* EXERCISE TASK:
Find every line in the records below that contains the word "Freshmen", and copy each such line.

Stored dataset items:
***

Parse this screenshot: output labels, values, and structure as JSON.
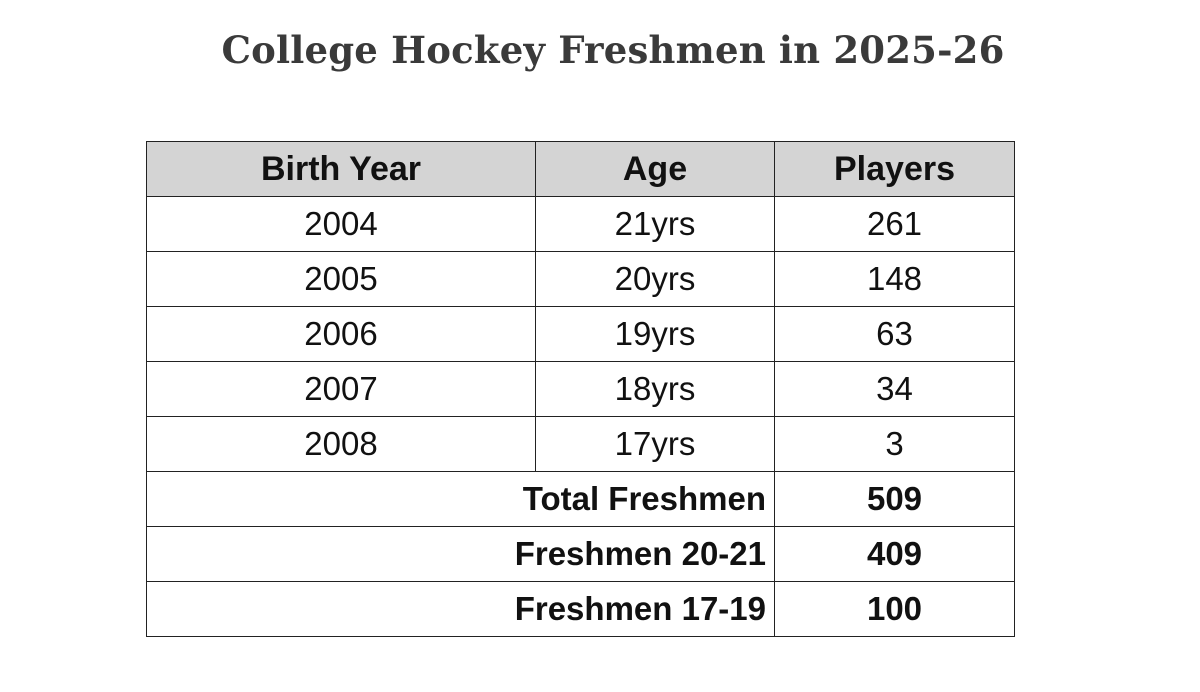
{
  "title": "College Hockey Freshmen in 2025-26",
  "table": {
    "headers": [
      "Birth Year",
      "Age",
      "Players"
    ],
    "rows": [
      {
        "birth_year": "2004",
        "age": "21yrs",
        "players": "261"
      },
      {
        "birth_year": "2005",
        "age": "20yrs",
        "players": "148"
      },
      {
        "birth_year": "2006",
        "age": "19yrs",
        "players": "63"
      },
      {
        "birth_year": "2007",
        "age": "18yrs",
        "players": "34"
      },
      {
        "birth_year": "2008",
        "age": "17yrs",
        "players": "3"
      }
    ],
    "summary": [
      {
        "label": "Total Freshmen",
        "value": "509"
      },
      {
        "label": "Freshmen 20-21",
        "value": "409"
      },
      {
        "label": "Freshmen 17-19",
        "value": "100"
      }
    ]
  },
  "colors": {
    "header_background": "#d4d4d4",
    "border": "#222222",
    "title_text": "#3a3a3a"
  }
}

***

* PROBLEM SOLUTION:
  "title": "College Hockey Freshmen in 2025-26",
        "label": "Total Freshmen",
        "label": "Freshmen 20-21",
        "label": "Freshmen 17-19",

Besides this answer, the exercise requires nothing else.